━━ MATERIALS PROVIDED

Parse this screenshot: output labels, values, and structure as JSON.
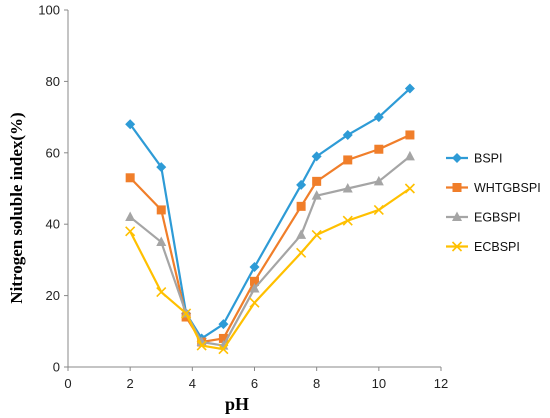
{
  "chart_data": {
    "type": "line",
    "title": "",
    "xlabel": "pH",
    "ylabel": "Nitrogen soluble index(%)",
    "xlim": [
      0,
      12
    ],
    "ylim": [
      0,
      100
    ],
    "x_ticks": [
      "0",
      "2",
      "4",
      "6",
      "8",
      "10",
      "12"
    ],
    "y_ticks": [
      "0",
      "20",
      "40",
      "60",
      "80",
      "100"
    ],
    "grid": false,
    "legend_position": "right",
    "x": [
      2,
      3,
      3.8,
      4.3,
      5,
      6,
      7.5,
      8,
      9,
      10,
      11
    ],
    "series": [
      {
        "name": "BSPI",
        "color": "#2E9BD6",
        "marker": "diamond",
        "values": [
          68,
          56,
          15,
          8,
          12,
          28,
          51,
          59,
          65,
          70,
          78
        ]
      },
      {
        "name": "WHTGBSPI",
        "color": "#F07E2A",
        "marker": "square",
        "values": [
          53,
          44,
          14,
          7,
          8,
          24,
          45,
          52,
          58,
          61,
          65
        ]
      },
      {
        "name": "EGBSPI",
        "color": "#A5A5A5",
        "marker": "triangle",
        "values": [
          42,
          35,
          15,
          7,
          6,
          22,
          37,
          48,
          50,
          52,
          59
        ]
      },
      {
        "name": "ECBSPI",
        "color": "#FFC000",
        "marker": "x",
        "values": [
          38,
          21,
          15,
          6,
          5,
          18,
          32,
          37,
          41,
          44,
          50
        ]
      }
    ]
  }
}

━━━━

▸ TASK INSTRUCTIONS
From the data above, copy out every line with the string "marker" in it.

▸ EXERCISE ANSWER
        "marker": "diamond",
        "marker": "square",
        "marker": "triangle",
        "marker": "x",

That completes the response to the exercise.